** start **

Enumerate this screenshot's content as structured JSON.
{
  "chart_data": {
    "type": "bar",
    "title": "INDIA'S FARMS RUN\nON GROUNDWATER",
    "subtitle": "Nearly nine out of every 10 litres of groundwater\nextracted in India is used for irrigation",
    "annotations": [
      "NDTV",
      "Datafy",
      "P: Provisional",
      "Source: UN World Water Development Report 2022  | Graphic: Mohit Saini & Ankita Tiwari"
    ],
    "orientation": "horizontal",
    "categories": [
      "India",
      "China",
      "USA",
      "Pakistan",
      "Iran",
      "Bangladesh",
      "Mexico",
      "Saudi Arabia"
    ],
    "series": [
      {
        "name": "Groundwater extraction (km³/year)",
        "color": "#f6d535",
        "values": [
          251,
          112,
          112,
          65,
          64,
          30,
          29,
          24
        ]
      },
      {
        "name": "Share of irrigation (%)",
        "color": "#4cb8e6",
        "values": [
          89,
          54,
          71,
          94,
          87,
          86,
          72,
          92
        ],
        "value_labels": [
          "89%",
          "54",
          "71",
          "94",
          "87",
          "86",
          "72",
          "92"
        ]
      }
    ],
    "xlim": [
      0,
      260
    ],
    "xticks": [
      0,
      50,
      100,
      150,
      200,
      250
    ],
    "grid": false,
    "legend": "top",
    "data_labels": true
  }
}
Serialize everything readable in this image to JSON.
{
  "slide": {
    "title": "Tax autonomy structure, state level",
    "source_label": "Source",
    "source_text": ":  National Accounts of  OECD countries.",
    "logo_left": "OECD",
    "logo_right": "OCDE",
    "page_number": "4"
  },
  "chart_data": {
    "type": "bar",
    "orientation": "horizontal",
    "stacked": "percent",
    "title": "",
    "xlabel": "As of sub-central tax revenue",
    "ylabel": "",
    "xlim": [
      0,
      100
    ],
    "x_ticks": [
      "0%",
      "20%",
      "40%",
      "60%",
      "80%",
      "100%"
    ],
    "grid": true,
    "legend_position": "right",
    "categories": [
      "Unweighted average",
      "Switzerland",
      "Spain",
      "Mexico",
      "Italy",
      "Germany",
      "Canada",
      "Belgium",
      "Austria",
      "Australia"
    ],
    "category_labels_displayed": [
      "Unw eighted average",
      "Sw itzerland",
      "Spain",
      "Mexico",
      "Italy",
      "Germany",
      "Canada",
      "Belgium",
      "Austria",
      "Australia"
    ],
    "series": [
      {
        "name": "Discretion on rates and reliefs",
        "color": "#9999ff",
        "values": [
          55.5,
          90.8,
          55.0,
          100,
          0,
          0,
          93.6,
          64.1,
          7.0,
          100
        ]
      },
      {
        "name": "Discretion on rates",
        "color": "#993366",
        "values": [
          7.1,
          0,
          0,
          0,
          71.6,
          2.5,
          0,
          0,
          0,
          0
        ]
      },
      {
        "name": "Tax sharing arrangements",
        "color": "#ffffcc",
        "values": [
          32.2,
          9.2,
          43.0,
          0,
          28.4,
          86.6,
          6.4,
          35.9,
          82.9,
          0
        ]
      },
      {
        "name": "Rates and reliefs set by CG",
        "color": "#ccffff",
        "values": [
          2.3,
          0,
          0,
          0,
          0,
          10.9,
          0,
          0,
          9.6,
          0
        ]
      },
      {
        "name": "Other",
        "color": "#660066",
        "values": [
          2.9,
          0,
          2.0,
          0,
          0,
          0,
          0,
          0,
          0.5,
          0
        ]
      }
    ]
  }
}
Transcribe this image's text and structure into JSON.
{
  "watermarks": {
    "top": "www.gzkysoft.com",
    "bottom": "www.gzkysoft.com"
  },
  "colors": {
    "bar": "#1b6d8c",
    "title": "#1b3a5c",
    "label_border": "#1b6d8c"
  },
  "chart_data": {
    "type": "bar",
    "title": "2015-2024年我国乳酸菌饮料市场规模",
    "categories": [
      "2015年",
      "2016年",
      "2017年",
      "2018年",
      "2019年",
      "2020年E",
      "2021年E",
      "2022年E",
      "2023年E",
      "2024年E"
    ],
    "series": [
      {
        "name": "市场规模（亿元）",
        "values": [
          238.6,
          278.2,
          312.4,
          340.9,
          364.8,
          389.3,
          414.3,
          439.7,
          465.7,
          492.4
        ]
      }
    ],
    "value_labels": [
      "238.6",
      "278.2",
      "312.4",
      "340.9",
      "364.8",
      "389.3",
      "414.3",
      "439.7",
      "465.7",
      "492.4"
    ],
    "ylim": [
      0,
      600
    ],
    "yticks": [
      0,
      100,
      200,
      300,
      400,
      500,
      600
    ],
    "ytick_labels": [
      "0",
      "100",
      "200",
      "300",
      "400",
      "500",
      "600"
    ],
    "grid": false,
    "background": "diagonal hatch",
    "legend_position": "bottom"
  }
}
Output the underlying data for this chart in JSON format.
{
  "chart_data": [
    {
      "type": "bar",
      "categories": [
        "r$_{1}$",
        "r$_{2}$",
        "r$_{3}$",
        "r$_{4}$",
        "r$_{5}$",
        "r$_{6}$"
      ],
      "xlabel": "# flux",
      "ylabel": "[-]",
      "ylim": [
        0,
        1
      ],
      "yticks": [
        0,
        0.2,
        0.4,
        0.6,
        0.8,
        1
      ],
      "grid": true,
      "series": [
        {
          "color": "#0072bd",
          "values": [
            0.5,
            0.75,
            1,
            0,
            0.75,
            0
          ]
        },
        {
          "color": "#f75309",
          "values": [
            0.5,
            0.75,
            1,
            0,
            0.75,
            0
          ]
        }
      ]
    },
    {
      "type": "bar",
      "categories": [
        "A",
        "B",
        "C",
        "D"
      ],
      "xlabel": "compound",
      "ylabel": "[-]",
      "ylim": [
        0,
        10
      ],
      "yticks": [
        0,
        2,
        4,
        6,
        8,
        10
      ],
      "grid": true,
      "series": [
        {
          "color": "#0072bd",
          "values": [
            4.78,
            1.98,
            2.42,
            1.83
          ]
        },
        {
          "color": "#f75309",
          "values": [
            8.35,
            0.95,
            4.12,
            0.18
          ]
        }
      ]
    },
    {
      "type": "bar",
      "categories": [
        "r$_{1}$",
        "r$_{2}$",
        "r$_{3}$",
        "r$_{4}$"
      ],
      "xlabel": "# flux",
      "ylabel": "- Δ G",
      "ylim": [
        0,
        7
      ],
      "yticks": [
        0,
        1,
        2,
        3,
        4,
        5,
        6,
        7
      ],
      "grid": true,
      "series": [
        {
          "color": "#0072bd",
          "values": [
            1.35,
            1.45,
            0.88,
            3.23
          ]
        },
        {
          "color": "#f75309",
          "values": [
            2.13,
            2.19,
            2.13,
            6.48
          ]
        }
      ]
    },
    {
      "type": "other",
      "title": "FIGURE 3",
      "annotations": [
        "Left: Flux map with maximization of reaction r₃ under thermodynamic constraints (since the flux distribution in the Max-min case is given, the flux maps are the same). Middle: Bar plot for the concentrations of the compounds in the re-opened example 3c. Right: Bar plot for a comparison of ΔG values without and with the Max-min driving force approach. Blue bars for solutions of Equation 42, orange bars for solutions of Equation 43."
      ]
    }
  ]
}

** end **

• _What the task requires_
Repeat the listing above without any change.

• _Output for this task_
Enumerate this screenshot's content as structured JSON.
{
  "chart_data": {
    "type": "bar",
    "title": "INDIA'S FARMS RUN\nON GROUNDWATER",
    "subtitle": "Nearly nine out of every 10 litres of groundwater\nextracted in India is used for irrigation",
    "annotations": [
      "NDTV",
      "Datafy",
      "P: Provisional",
      "Source: UN World Water Development Report 2022  | Graphic: Mohit Saini & Ankita Tiwari"
    ],
    "orientation": "horizontal",
    "categories": [
      "India",
      "China",
      "USA",
      "Pakistan",
      "Iran",
      "Bangladesh",
      "Mexico",
      "Saudi Arabia"
    ],
    "series": [
      {
        "name": "Groundwater extraction (km³/year)",
        "color": "#f6d535",
        "values": [
          251,
          112,
          112,
          65,
          64,
          30,
          29,
          24
        ]
      },
      {
        "name": "Share of irrigation (%)",
        "color": "#4cb8e6",
        "values": [
          89,
          54,
          71,
          94,
          87,
          86,
          72,
          92
        ],
        "value_labels": [
          "89%",
          "54",
          "71",
          "94",
          "87",
          "86",
          "72",
          "92"
        ]
      }
    ],
    "xlim": [
      0,
      260
    ],
    "xticks": [
      0,
      50,
      100,
      150,
      200,
      250
    ],
    "grid": false,
    "legend": "top",
    "data_labels": true
  }
}
Serialize everything readable in this image to JSON.
{
  "slide": {
    "title": "Tax autonomy structure, state level",
    "source_label": "Source",
    "source_text": ":  National Accounts of  OECD countries.",
    "logo_left": "OECD",
    "logo_right": "OCDE",
    "page_number": "4"
  },
  "chart_data": {
    "type": "bar",
    "orientation": "horizontal",
    "stacked": "percent",
    "title": "",
    "xlabel": "As of sub-central tax revenue",
    "ylabel": "",
    "xlim": [
      0,
      100
    ],
    "x_ticks": [
      "0%",
      "20%",
      "40%",
      "60%",
      "80%",
      "100%"
    ],
    "grid": true,
    "legend_position": "right",
    "categories": [
      "Unweighted average",
      "Switzerland",
      "Spain",
      "Mexico",
      "Italy",
      "Germany",
      "Canada",
      "Belgium",
      "Austria",
      "Australia"
    ],
    "category_labels_displayed": [
      "Unw eighted average",
      "Sw itzerland",
      "Spain",
      "Mexico",
      "Italy",
      "Germany",
      "Canada",
      "Belgium",
      "Austria",
      "Australia"
    ],
    "series": [
      {
        "name": "Discretion on rates and reliefs",
        "color": "#9999ff",
        "values": [
          55.5,
          90.8,
          55.0,
          100,
          0,
          0,
          93.6,
          64.1,
          7.0,
          100
        ]
      },
      {
        "name": "Discretion on rates",
        "color": "#993366",
        "values": [
          7.1,
          0,
          0,
          0,
          71.6,
          2.5,
          0,
          0,
          0,
          0
        ]
      },
      {
        "name": "Tax sharing arrangements",
        "color": "#ffffcc",
        "values": [
          32.2,
          9.2,
          43.0,
          0,
          28.4,
          86.6,
          6.4,
          35.9,
          82.9,
          0
        ]
      },
      {
        "name": "Rates and reliefs set by CG",
        "color": "#ccffff",
        "values": [
          2.3,
          0,
          0,
          0,
          0,
          10.9,
          0,
          0,
          9.6,
          0
        ]
      },
      {
        "name": "Other",
        "color": "#660066",
        "values": [
          2.9,
          0,
          2.0,
          0,
          0,
          0,
          0,
          0,
          0.5,
          0
        ]
      }
    ]
  }
}
Transcribe this image's text and structure into JSON.
{
  "watermarks": {
    "top": "www.gzkysoft.com",
    "bottom": "www.gzkysoft.com"
  },
  "colors": {
    "bar": "#1b6d8c",
    "title": "#1b3a5c",
    "label_border": "#1b6d8c"
  },
  "chart_data": {
    "type": "bar",
    "title": "2015-2024年我国乳酸菌饮料市场规模",
    "categories": [
      "2015年",
      "2016年",
      "2017年",
      "2018年",
      "2019年",
      "2020年E",
      "2021年E",
      "2022年E",
      "2023年E",
      "2024年E"
    ],
    "series": [
      {
        "name": "市场规模（亿元）",
        "values": [
          238.6,
          278.2,
          312.4,
          340.9,
          364.8,
          389.3,
          414.3,
          439.7,
          465.7,
          492.4
        ]
      }
    ],
    "value_labels": [
      "238.6",
      "278.2",
      "312.4",
      "340.9",
      "364.8",
      "389.3",
      "414.3",
      "439.7",
      "465.7",
      "492.4"
    ],
    "ylim": [
      0,
      600
    ],
    "yticks": [
      0,
      100,
      200,
      300,
      400,
      500,
      600
    ],
    "ytick_labels": [
      "0",
      "100",
      "200",
      "300",
      "400",
      "500",
      "600"
    ],
    "grid": false,
    "background": "diagonal hatch",
    "legend_position": "bottom"
  }
}
Output the underlying data for this chart in JSON format.
{
  "chart_data": [
    {
      "type": "bar",
      "categories": [
        "r$_{1}$",
        "r$_{2}$",
        "r$_{3}$",
        "r$_{4}$",
        "r$_{5}$",
        "r$_{6}$"
      ],
      "xlabel": "# flux",
      "ylabel": "[-]",
      "ylim": [
        0,
        1
      ],
      "yticks": [
        0,
        0.2,
        0.4,
        0.6,
        0.8,
        1
      ],
      "grid": true,
      "series": [
        {
          "color": "#0072bd",
          "values": [
            0.5,
            0.75,
            1,
            0,
            0.75,
            0
          ]
        },
        {
          "color": "#f75309",
          "values": [
            0.5,
            0.75,
            1,
            0,
            0.75,
            0
          ]
        }
      ]
    },
    {
      "type": "bar",
      "categories": [
        "A",
        "B",
        "C",
        "D"
      ],
      "xlabel": "compound",
      "ylabel": "[-]",
      "ylim": [
        0,
        10
      ],
      "yticks": [
        0,
        2,
        4,
        6,
        8,
        10
      ],
      "grid": true,
      "series": [
        {
          "color": "#0072bd",
          "values": [
            4.78,
            1.98,
            2.42,
            1.83
          ]
        },
        {
          "color": "#f75309",
          "values": [
            8.35,
            0.95,
            4.12,
            0.18
          ]
        }
      ]
    },
    {
      "type": "bar",
      "categories": [
        "r$_{1}$",
        "r$_{2}$",
        "r$_{3}$",
        "r$_{4}$"
      ],
      "xlabel": "# flux",
      "ylabel": "- Δ G",
      "ylim": [
        0,
        7
      ],
      "yticks": [
        0,
        1,
        2,
        3,
        4,
        5,
        6,
        7
      ],
      "grid": true,
      "series": [
        {
          "color": "#0072bd",
          "values": [
            1.35,
            1.45,
            0.88,
            3.23
          ]
        },
        {
          "color": "#f75309",
          "values": [
            2.13,
            2.19,
            2.13,
            6.48
          ]
        }
      ]
    },
    {
      "type": "other",
      "title": "FIGURE 3",
      "annotations": [
        "Left: Flux map with maximization of reaction r₃ under thermodynamic constraints (since the flux distribution in the Max-min case is given, the flux maps are the same). Middle: Bar plot for the concentrations of the compounds in the re-opened example 3c. Right: Bar plot for a comparison of ΔG values without and with the Max-min driving force approach. Blue bars for solutions of Equation 42, orange bars for solutions of Equation 43."
      ]
    }
  ]
}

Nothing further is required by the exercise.